### Stated exercise
Return all lines with the word "人们就管我叫" in them.
=== Exercise input ===
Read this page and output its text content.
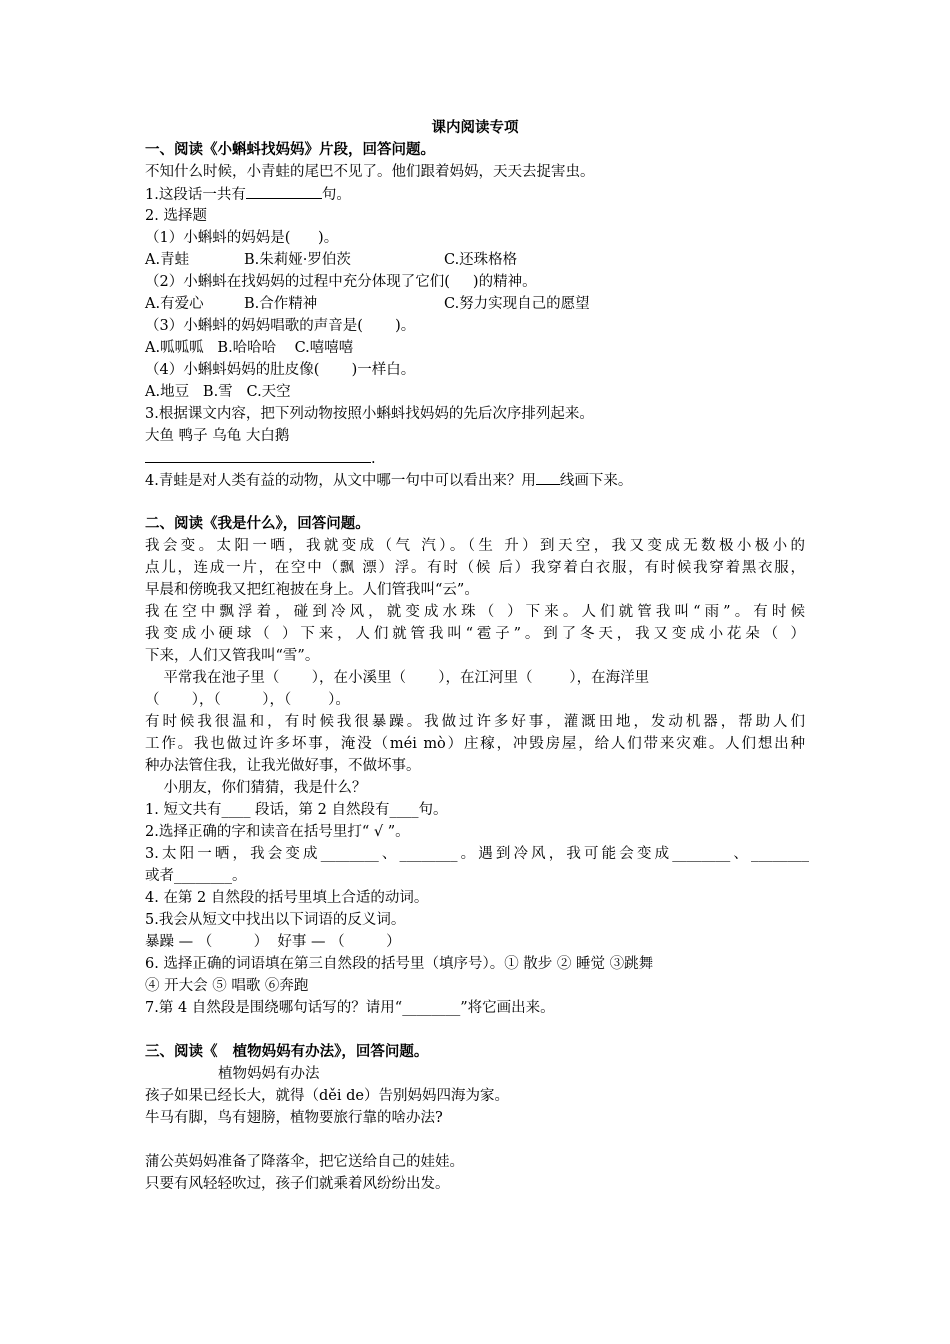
课内阅读专项
一、阅读《小蝌蚪找妈妈》片段，回答问题。
不知什么时候，小青蛙的尾巴不见了。他们跟着妈妈，天天去捉害虫。
1.这段话一共有	句。
2. 选择题
（1）小蝌蚪的妈妈是(      )。
A.青蛙	B.朱莉娅·罗伯茨	C.还珠格格
（2）小蝌蚪在找妈妈的过程中充分体现了它们(     )的精神。
A.有爱心	B.合作精神	C.努力实现自己的愿望
（3）小蝌蚪的妈妈唱歌的声音是(       )。
A.呱呱呱   B.哈哈哈    C.嘻嘻嘻
（4）小蝌蚪妈妈的肚皮像(       )一样白。
A.地豆   B.雪   C.天空
3.根据课文内容，把下列动物按照小蝌蚪找妈妈的先后次序排列起来。
大鱼 鸭子 乌龟 大白鹅
.
4.青蛙是对人类有益的动物，从文中哪一句中可以看出来？用 线画下来。
二、阅读《我是什么》，回答问题。
我会变。太阳一晒，我就变成（气 汽）。（生 升）到天空，我又变成无数极小极小的
点儿，连成一片，在空中（飘 漂）浮。有时（候 后）我穿着白衣服，有时候我穿着黑衣服，
早晨和傍晚我又把红袍披在身上。人们管我叫“云”。
我在空中飘浮着，碰到冷风，就变成水珠（ ）下来。人们就管我叫“雨”。有时候
我变成小硬球（ ）下来，人们就管我叫“雹子”。到了冬天，我又变成小花朵（ ）
下来，人们又管我叫“雪”。
平常我在池子里（       ），在小溪里（       ），在江河里（        ），在海洋里
（       ），（         ），（        ）。
有时候我很温和，有时候我很暴躁。我做过许多好事，灌溉田地，发动机器，帮助人们
工作。我也做过许多坏事，淹没（méi mò）庄稼，冲毁房屋，给人们带来灾难。人们想出种
种办法管住我，让我光做好事，不做坏事。
小朋友，你们猜猜，我是什么？
1. 短文共有____ 段话，第 2 自然段有____句。
2.选择正确的字和读音在括号里打“ √ ”。
3.太阳一晒，我会变成________、________。遇到冷风，我可能会变成________、________
或者________。
4. 在第 2 自然段的括号里填上合适的动词。
5.我会从短文中找出以下词语的反义词。
暴躁 — （         ）  好事 — （         ）
6. 选择正确的词语填在第三自然段的括号里（填序号）。① 散步 ② 睡觉 ③跳舞
④ 开大会 ⑤ 唱歌 ⑥奔跑
7.第 4 自然段是围绕哪句话写的？请用“________”将它画出来。
三、阅读《   植物妈妈有办法》，回答问题。
植物妈妈有办法
孩子如果已经长大，就得（děi de）告别妈妈四海为家。
牛马有脚，鸟有翅膀，植物要旅行靠的啥办法?
蒲公英妈妈准备了降落伞，把它送给自己的娃娃。
只要有风轻轻吹过，孩子们就乘着风纷纷出发。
===
### Finished exercise
我在空中飘浮着，碰到冷风，就变成水珠（ ）下来。人们就管我叫“雨”。有时候
我变成小硬球（ ）下来，人们就管我叫“雹子”。到了冬天，我又变成小花朵（ ）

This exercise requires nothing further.